B2B
06.04.2017

Spotify erwägt untypische Abkürzung beim Weg an die Börse

Der Musikstreaming-Anbieter erwägt die Aktien ohne Preisbildungsverfahren direkt an einer US-Börse zu registrieren. So müsste Spotify keine Gebühren an Finanzinstitute zahlen.

Der Musikstreaming-Marktführer Spotify könnte bei seinem Börsengang laut einem Medienbericht eine untypische Abkürzung nehmen. Die schwedische Firma erwäge, ihre Aktien ohne das übliche Preisbildungsverfahren direkt an einer US-Börse zu registrieren, schrieb das "Wall Street Journal" (WSJ) am Donnerstag.

Damit kämen die Aktien einfach in den Handel - ohne dass Spotify dabei frisches Geld hereinholt oder Banken für die Platzierung neuer Anteilsscheine engagiert.

Ein Vorteil dieses Verfahrens wäre, dass Spotify keine Gebühren an Finanzinstitute abdrücken müsste und die aktuellen Anteile nicht durch die Ausgabe zusätzlicher verwässert würden. Zugleich schränkte eine der Quellen der Zeitung ein, dass Spotify am Ende auch den traditionellen Weg wählen könnte. Die Aktien könnten im September an die Börse kommen, hieß es.
********************
Aufgabe -
Schreiben Sie den Artikel über Spotifys möglichen Börsengang nach seinem letzten Satz weiter. Die Datensätze haben hiermit nichts zu tun.
********************
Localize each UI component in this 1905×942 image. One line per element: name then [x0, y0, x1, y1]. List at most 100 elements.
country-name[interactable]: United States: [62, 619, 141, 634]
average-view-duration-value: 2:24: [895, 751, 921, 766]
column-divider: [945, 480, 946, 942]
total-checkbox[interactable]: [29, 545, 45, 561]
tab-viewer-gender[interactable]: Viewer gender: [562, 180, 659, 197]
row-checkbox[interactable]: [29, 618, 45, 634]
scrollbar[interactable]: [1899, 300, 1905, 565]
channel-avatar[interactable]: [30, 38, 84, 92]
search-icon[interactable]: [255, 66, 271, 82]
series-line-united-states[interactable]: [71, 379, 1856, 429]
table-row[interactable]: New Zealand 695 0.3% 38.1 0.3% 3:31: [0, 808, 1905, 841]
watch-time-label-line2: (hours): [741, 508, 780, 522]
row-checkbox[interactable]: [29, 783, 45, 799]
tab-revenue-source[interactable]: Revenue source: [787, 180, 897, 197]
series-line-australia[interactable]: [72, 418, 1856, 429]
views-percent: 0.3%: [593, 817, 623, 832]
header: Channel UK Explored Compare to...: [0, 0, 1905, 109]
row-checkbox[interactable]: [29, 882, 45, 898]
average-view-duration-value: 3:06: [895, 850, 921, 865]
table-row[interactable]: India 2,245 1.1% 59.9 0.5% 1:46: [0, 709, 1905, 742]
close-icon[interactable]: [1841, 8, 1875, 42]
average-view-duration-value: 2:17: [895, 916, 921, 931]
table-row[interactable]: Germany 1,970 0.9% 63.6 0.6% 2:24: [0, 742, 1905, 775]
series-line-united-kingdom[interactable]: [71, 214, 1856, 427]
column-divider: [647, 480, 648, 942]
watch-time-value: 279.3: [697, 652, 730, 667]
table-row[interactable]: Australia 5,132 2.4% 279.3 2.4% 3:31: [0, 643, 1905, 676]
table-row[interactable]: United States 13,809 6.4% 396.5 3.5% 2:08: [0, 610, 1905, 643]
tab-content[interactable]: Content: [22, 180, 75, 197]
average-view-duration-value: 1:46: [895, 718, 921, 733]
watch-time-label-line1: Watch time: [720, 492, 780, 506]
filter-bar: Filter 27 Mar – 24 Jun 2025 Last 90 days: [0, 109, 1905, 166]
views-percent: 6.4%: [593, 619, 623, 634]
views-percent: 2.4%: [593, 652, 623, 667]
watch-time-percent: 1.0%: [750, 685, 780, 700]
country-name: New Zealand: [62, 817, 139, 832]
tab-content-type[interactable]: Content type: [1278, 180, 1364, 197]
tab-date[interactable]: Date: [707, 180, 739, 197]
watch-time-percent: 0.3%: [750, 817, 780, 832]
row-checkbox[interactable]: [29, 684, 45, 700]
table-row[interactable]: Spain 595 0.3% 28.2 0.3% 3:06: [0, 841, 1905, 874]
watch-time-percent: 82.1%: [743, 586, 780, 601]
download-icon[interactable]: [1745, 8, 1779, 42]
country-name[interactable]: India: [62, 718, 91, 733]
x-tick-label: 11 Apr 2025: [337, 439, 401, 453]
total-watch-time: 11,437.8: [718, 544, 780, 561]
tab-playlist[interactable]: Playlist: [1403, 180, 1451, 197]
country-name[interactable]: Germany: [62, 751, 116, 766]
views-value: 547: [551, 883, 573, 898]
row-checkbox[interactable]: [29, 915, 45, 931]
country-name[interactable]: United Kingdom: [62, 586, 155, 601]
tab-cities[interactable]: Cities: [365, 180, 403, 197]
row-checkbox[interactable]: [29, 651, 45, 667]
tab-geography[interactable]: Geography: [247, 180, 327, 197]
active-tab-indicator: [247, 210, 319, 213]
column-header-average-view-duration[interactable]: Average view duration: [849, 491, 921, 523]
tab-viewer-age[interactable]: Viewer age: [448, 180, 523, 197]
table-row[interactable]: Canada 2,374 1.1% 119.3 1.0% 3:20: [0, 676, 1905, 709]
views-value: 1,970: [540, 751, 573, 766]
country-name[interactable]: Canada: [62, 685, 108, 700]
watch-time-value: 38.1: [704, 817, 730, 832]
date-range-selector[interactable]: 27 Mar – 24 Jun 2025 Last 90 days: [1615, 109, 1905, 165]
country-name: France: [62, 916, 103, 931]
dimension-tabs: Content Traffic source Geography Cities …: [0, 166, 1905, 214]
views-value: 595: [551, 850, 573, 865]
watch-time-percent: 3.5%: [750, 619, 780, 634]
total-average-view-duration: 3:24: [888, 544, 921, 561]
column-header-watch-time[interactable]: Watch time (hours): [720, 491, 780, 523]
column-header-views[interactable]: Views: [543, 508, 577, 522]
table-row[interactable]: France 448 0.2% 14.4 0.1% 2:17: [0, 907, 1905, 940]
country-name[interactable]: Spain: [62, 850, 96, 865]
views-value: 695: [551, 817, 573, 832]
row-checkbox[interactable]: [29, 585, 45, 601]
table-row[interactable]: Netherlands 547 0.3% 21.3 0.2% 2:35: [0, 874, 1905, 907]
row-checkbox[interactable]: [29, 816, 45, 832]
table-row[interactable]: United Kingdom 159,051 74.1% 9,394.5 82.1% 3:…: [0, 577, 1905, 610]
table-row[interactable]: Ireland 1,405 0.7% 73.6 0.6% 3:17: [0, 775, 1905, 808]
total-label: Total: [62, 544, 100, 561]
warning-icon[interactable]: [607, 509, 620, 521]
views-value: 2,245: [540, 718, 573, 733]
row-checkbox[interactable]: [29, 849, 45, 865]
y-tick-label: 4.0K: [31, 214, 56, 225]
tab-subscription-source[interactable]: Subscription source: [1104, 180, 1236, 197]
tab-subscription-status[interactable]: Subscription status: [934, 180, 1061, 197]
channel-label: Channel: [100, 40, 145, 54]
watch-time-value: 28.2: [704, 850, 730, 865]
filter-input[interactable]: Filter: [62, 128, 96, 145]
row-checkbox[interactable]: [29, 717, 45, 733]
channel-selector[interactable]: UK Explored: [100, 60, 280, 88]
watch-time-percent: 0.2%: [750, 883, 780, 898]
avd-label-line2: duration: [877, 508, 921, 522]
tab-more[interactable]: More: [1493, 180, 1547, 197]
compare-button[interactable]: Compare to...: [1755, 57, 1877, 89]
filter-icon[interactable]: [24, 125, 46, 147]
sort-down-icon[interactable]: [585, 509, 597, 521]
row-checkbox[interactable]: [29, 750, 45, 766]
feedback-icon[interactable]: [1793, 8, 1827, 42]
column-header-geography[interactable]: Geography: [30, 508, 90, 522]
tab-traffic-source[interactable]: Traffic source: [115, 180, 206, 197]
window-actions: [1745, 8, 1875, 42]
********************
Antwortfeld -
10 Milliarden Dollar

Spotify wurde in der jüngsten Finanzierungsrunde im Sommer 2015 laut Medienberichten insgesamt mit 8,5 Mrd. Dollar (8 Mrd. Euro) bewertet. Laut " WSJ" wird nun ein Börsenwert bei 10 Mrd. Dollar angestrebt.

Über einen Börsengang der Firma wird bereits seit längerer Zeit spekuliert. Spotify ist die Nummer eins im Geschäft mit Musik-Streaming, bei dem die Songs direkt aus dem Netz abgespielt werden. Der Dienst kommt nach eigenen Angaben auf 50 Millionen zahlende Abo-Kunden und mehr als 100 Millionen Nutzer insgesamt.